Listing:
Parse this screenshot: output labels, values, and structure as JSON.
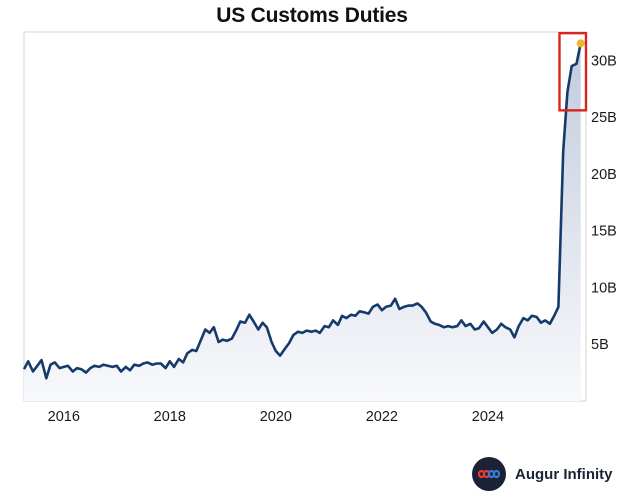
{
  "chart_data": {
    "type": "area",
    "title": "US Customs Duties",
    "xlabel": "",
    "ylabel": "",
    "x_ticks": [
      "2016",
      "2018",
      "2020",
      "2022",
      "2024"
    ],
    "x_tick_values": [
      2016,
      2018,
      2020,
      2022,
      2024
    ],
    "y_ticks": [
      "5B",
      "10B",
      "15B",
      "20B",
      "25B",
      "30B"
    ],
    "y_tick_values": [
      5,
      10,
      15,
      20,
      25,
      30
    ],
    "xlim": [
      2015.25,
      2025.85
    ],
    "ylim": [
      0,
      32.5
    ],
    "y_axis_position": "right",
    "grid": false,
    "series": [
      {
        "x": [
          2015.25,
          2015.33,
          2015.42,
          2015.5,
          2015.58,
          2015.67,
          2015.75,
          2015.83,
          2015.92,
          2016.0,
          2016.08,
          2016.17,
          2016.25,
          2016.33,
          2016.42,
          2016.5,
          2016.58,
          2016.67,
          2016.75,
          2016.83,
          2016.92,
          2017.0,
          2017.08,
          2017.17,
          2017.25,
          2017.33,
          2017.42,
          2017.5,
          2017.58,
          2017.67,
          2017.75,
          2017.83,
          2017.92,
          2018.0,
          2018.08,
          2018.17,
          2018.25,
          2018.33,
          2018.42,
          2018.5,
          2018.58,
          2018.67,
          2018.75,
          2018.83,
          2018.92,
          2019.0,
          2019.08,
          2019.17,
          2019.25,
          2019.33,
          2019.42,
          2019.5,
          2019.58,
          2019.67,
          2019.75,
          2019.83,
          2019.92,
          2020.0,
          2020.08,
          2020.17,
          2020.25,
          2020.33,
          2020.42,
          2020.5,
          2020.58,
          2020.67,
          2020.75,
          2020.83,
          2020.92,
          2021.0,
          2021.08,
          2021.17,
          2021.25,
          2021.33,
          2021.42,
          2021.5,
          2021.58,
          2021.67,
          2021.75,
          2021.83,
          2021.92,
          2022.0,
          2022.08,
          2022.17,
          2022.25,
          2022.33,
          2022.42,
          2022.5,
          2022.58,
          2022.67,
          2022.75,
          2022.83,
          2022.92,
          2023.0,
          2023.08,
          2023.17,
          2023.25,
          2023.33,
          2023.42,
          2023.5,
          2023.58,
          2023.67,
          2023.75,
          2023.83,
          2023.92,
          2024.0,
          2024.08,
          2024.17,
          2024.25,
          2024.33,
          2024.42,
          2024.5,
          2024.58,
          2024.67,
          2024.75,
          2024.83,
          2024.92,
          2025.0,
          2025.08,
          2025.17,
          2025.25,
          2025.33,
          2025.42,
          2025.5,
          2025.58,
          2025.67,
          2025.75
        ],
        "values": [
          2.8,
          3.5,
          2.6,
          3.1,
          3.6,
          2.0,
          3.2,
          3.4,
          2.9,
          3.0,
          3.1,
          2.6,
          2.9,
          2.8,
          2.5,
          2.9,
          3.1,
          3.0,
          3.2,
          3.1,
          3.0,
          3.1,
          2.6,
          3.0,
          2.7,
          3.2,
          3.1,
          3.3,
          3.4,
          3.2,
          3.3,
          3.3,
          2.9,
          3.5,
          3.0,
          3.7,
          3.4,
          4.2,
          4.5,
          4.4,
          5.3,
          6.3,
          6.0,
          6.5,
          5.2,
          5.4,
          5.3,
          5.5,
          6.2,
          7.0,
          6.9,
          7.6,
          7.0,
          6.3,
          6.9,
          6.5,
          5.2,
          4.4,
          4.0,
          4.6,
          5.1,
          5.8,
          6.1,
          6.0,
          6.2,
          6.1,
          6.2,
          6.0,
          6.6,
          6.5,
          7.1,
          6.7,
          7.5,
          7.3,
          7.6,
          7.5,
          7.9,
          7.8,
          7.7,
          8.3,
          8.5,
          8.0,
          8.3,
          8.4,
          9.0,
          8.1,
          8.3,
          8.4,
          8.4,
          8.6,
          8.3,
          7.8,
          7.0,
          6.8,
          6.7,
          6.5,
          6.6,
          6.5,
          6.6,
          7.1,
          6.6,
          6.8,
          6.3,
          6.4,
          7.0,
          6.5,
          6.0,
          6.3,
          6.8,
          6.5,
          6.3,
          5.6,
          6.6,
          7.3,
          7.1,
          7.5,
          7.4,
          6.9,
          7.1,
          6.8,
          7.5,
          8.3,
          22.0,
          27.2,
          29.5,
          29.7,
          31.5
        ],
        "color": "#163a6b",
        "last_point_color": "#f0b429"
      }
    ],
    "annotation": {
      "type": "highlight-box",
      "x_range": [
        2025.35,
        2025.85
      ],
      "y_range": [
        25.6,
        32.4
      ],
      "color": "#d9251c"
    }
  },
  "brand": {
    "name": "Augur Infinity",
    "logo_icon": "infinity-icon"
  }
}
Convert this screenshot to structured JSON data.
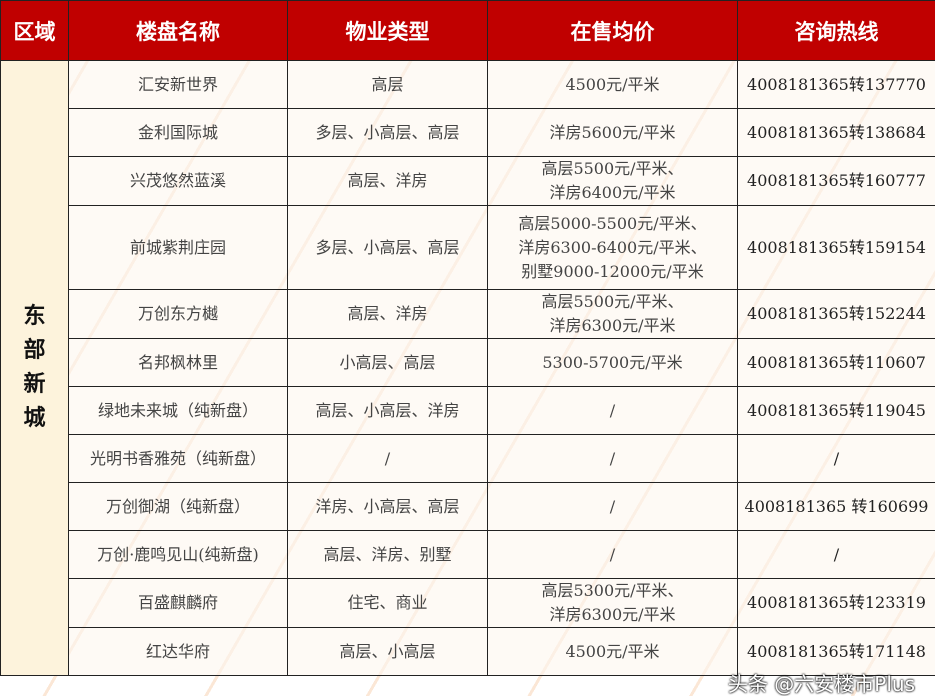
{
  "headers": [
    "区域",
    "楼盘名称",
    "物业类型",
    "在售均价",
    "咨询热线"
  ],
  "region": "东部新城",
  "rows": [
    {
      "name": "汇安新世界",
      "type": "高层",
      "price": "4500元/平米",
      "phone": "4008181365转137770"
    },
    {
      "name": "金利国际城",
      "type": "多层、小高层、高层",
      "price": "洋房5600元/平米",
      "phone": "4008181365转138684"
    },
    {
      "name": "兴茂悠然蓝溪",
      "type": "高层、洋房",
      "price": "高层5500元/平米、\n洋房6400元/平米",
      "phone": "4008181365转160777"
    },
    {
      "name": "前城紫荆庄园",
      "type": "多层、小高层、高层",
      "price": "高层5000-5500元/平米、\n洋房6300-6400元/平米、\n别墅9000-12000元/平米",
      "phone": "4008181365转159154"
    },
    {
      "name": "万创东方樾",
      "type": "高层、洋房",
      "price": "高层5500元/平米、\n洋房6300元/平米",
      "phone": "4008181365转152244"
    },
    {
      "name": "名邦枫林里",
      "type": "小高层、高层",
      "price": "5300-5700元/平米",
      "phone": "4008181365转110607"
    },
    {
      "name": "绿地未来城（纯新盘）",
      "type": "高层、小高层、洋房",
      "price": "/",
      "phone": "4008181365转119045"
    },
    {
      "name": "光明书香雅苑（纯新盘）",
      "type": "/",
      "price": "/",
      "phone": "/"
    },
    {
      "name": "万创御湖（纯新盘）",
      "type": "洋房、小高层、高层",
      "price": "/",
      "phone": "4008181365 转160699"
    },
    {
      "name": "万创·鹿鸣见山(纯新盘)",
      "type": "高层、洋房、别墅",
      "price": "/",
      "phone": "/"
    },
    {
      "name": "百盛麒麟府",
      "type": "住宅、商业",
      "price": "高层5300元/平米、\n洋房6300元/平米",
      "phone": "4008181365转123319"
    },
    {
      "name": "红达华府",
      "type": "高层、小高层",
      "price": "4500元/平米",
      "phone": "4008181365转171148"
    }
  ],
  "watermark": "头条 @六安楼市Plus"
}
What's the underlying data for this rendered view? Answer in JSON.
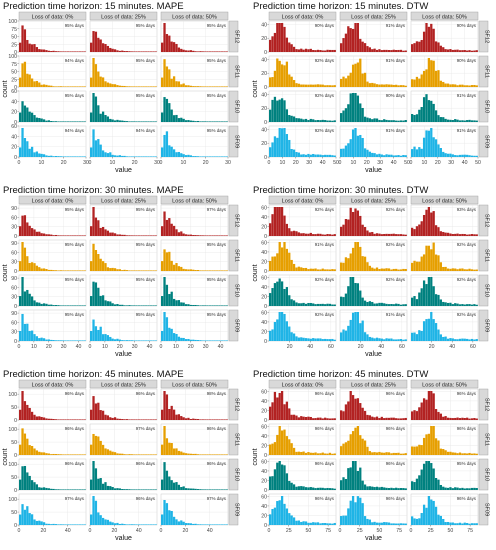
{
  "colors": {
    "SF12": "#B22222",
    "SF11": "#E69F00",
    "SF10": "#00817F",
    "SF09": "#1FB4E6",
    "strip_bg": "#d9d9d9",
    "panel_bg": "#ffffff",
    "grid": "#e6e6e6"
  },
  "row_labels": [
    "SF12",
    "SF11",
    "SF10",
    "SF09"
  ],
  "col_labels": [
    "Loss of data: 0%",
    "Loss of data: 25%",
    "Loss of data: 50%"
  ],
  "axis_titles": {
    "y": "count",
    "x": "value"
  },
  "chart_data": [
    {
      "type": "bar",
      "title": "Prediction time horizon: 15 minutes. MAPE",
      "xlim": [
        0,
        30
      ],
      "xticks": [
        0,
        10,
        20,
        30
      ],
      "ylim_per_row": [
        [
          0,
          100
        ],
        [
          0,
          100
        ],
        [
          0,
          60
        ],
        [
          0,
          60
        ]
      ],
      "yticks_per_row": [
        [
          0,
          25,
          50,
          75,
          100
        ],
        [
          0,
          25,
          50,
          75,
          100
        ],
        [
          0,
          20,
          40,
          60
        ],
        [
          0,
          20,
          40,
          60
        ]
      ],
      "shape": "decay",
      "annotations": [
        [
          "95% days",
          "95% days",
          "95% days"
        ],
        [
          "94% days",
          "95% days",
          "95% days"
        ],
        [
          "95% days",
          "95% days",
          "95% days"
        ],
        [
          "94% days",
          "94% days",
          "95% days"
        ]
      ]
    },
    {
      "type": "bar",
      "title": "Prediction time horizon: 15 minutes. DTW",
      "xlim": [
        0,
        50
      ],
      "xticks": [
        0,
        10,
        20,
        30,
        40,
        50
      ],
      "ylim_per_row": [
        [
          0,
          45
        ],
        [
          0,
          45
        ],
        [
          0,
          45
        ],
        [
          0,
          45
        ]
      ],
      "yticks_per_row": [
        [
          0,
          20,
          40
        ],
        [
          0,
          20,
          40
        ],
        [
          0,
          20,
          40
        ],
        [
          0,
          20,
          40
        ]
      ],
      "shape": "peak",
      "annotations": [
        [
          "90% days",
          "91% days",
          "90% days"
        ],
        [
          "92% days",
          "91% days",
          "90% days"
        ],
        [
          "92% days",
          "90% days",
          "91% days"
        ],
        [
          "92% days",
          "91% days",
          "91% days"
        ]
      ]
    },
    {
      "type": "bar",
      "title": "Prediction time horizon: 30 minutes. MAPE",
      "xlim": [
        0,
        45
      ],
      "xticks": [
        0,
        10,
        20,
        30,
        40
      ],
      "ylim_per_row": [
        [
          0,
          100
        ],
        [
          0,
          100
        ],
        [
          0,
          100
        ],
        [
          0,
          100
        ]
      ],
      "yticks_per_row": [
        [
          0,
          30,
          60,
          90
        ],
        [
          0,
          30,
          60,
          90
        ],
        [
          0,
          30,
          60,
          90
        ],
        [
          0,
          30,
          60,
          90
        ]
      ],
      "shape": "decay",
      "annotations": [
        [
          "95% days",
          "95% days",
          "97% days"
        ],
        [
          "95% days",
          "95% days",
          "95% days"
        ],
        [
          "95% days",
          "95% days",
          "95% days"
        ],
        [
          "95% days",
          "95% days",
          "95% days"
        ]
      ]
    },
    {
      "type": "bar",
      "title": "Prediction time horizon: 30 minutes. DTW",
      "xlim": [
        0,
        65
      ],
      "xticks": [
        20,
        40,
        60
      ],
      "ylim_per_row": [
        [
          0,
          65
        ],
        [
          0,
          65
        ],
        [
          0,
          65
        ],
        [
          0,
          65
        ]
      ],
      "yticks_per_row": [
        [
          0,
          20,
          40,
          60
        ],
        [
          0,
          20,
          40,
          60
        ],
        [
          0,
          20,
          40,
          60
        ],
        [
          0,
          20,
          40,
          60
        ]
      ],
      "shape": "peak",
      "annotations": [
        [
          "92% days",
          "92% days",
          "93% days"
        ],
        [
          "91% days",
          "92% days",
          "92% days"
        ],
        [
          "92% days",
          "92% days",
          "92% days"
        ],
        [
          "92% days",
          "91% days",
          "92% days"
        ]
      ]
    },
    {
      "type": "bar",
      "title": "Prediction time horizon: 45 minutes. MAPE",
      "xlim": [
        0,
        55
      ],
      "xticks": [
        0,
        20,
        40
      ],
      "ylim_per_row": [
        [
          0,
          120
        ],
        [
          0,
          120
        ],
        [
          0,
          120
        ],
        [
          0,
          120
        ]
      ],
      "yticks_per_row": [
        [
          0,
          50,
          100
        ],
        [
          0,
          50,
          100
        ],
        [
          0,
          50,
          100
        ],
        [
          0,
          50,
          100
        ]
      ],
      "shape": "decay",
      "annotations": [
        [
          "96% days",
          "96% days",
          "98% days"
        ],
        [
          "96% days",
          "97% days",
          "96% days"
        ],
        [
          "96% days",
          "96% days",
          "96% days"
        ],
        [
          "97% days",
          "96% days",
          "97% days"
        ]
      ]
    },
    {
      "type": "bar",
      "title": "Prediction time horizon: 45 minutes. DTW",
      "xlim": [
        0,
        85
      ],
      "xticks": [
        0,
        25,
        50,
        75
      ],
      "ylim_per_row": [
        [
          0,
          65
        ],
        [
          0,
          65
        ],
        [
          0,
          65
        ],
        [
          0,
          65
        ]
      ],
      "yticks_per_row": [
        [
          0,
          20,
          40,
          60
        ],
        [
          0,
          20,
          40,
          60
        ],
        [
          0,
          20,
          40,
          60
        ],
        [
          0,
          20,
          40,
          60
        ]
      ],
      "shape": "peak",
      "annotations": [
        [
          "96% days",
          "96% days",
          "96% days"
        ],
        [
          "96% days",
          "96% days",
          "96% days"
        ],
        [
          "96% days",
          "96% days",
          "95% days"
        ],
        [
          "96% days",
          "96% days",
          "96% days"
        ]
      ]
    }
  ]
}
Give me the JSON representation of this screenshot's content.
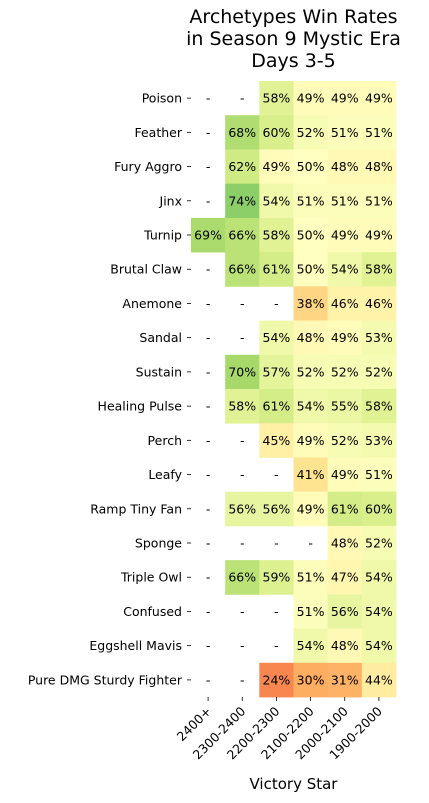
{
  "chart_data": {
    "type": "heatmap",
    "title": [
      "Archetypes Win Rates",
      "in Season 9 Mystic Era",
      "Days 3-5"
    ],
    "xlabel": "Victory Star",
    "ylabel": "",
    "columns": [
      "2400+",
      "2300-2400",
      "2200-2300",
      "2100-2200",
      "2000-2100",
      "1900-2000"
    ],
    "rows": [
      "Poison",
      "Feather",
      "Fury Aggro",
      "Jinx",
      "Turnip",
      "Brutal Claw",
      "Anemone",
      "Sandal",
      "Sustain",
      "Healing Pulse",
      "Perch",
      "Leafy",
      "Ramp Tiny Fan",
      "Sponge",
      "Triple Owl",
      "Confused",
      "Eggshell Mavis",
      "Pure DMG Sturdy Fighter"
    ],
    "values": [
      [
        null,
        null,
        58,
        49,
        49,
        49
      ],
      [
        null,
        68,
        60,
        52,
        51,
        51
      ],
      [
        null,
        62,
        49,
        50,
        48,
        48
      ],
      [
        null,
        74,
        54,
        51,
        51,
        51
      ],
      [
        69,
        66,
        58,
        50,
        49,
        49
      ],
      [
        null,
        66,
        61,
        50,
        54,
        58
      ],
      [
        null,
        null,
        null,
        38,
        46,
        46
      ],
      [
        null,
        null,
        54,
        48,
        49,
        53
      ],
      [
        null,
        70,
        57,
        52,
        52,
        52
      ],
      [
        null,
        58,
        61,
        54,
        55,
        58
      ],
      [
        null,
        null,
        45,
        49,
        52,
        53
      ],
      [
        null,
        null,
        null,
        41,
        49,
        51
      ],
      [
        null,
        56,
        56,
        49,
        61,
        60
      ],
      [
        null,
        null,
        null,
        null,
        48,
        52
      ],
      [
        null,
        66,
        59,
        51,
        47,
        54
      ],
      [
        null,
        null,
        null,
        51,
        56,
        54
      ],
      [
        null,
        null,
        null,
        54,
        48,
        54
      ],
      [
        null,
        null,
        24,
        30,
        31,
        44
      ]
    ],
    "missing_label": "-",
    "value_suffix": "%",
    "colormap": "RdYlGn",
    "color_range": [
      0,
      100
    ]
  }
}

Goal:
From the listing above, pick out each line where the word "minutes" appears.

Task response:
      "title": "Prediction time horizon: 15 minutes. MAPE",
      "title": "Prediction time horizon: 15 minutes. DTW",
      "title": "Prediction time horizon: 30 minutes. MAPE",
      "title": "Prediction time horizon: 30 minutes. DTW",
      "title": "Prediction time horizon: 45 minutes. MAPE",
      "title": "Prediction time horizon: 45 minutes. DTW",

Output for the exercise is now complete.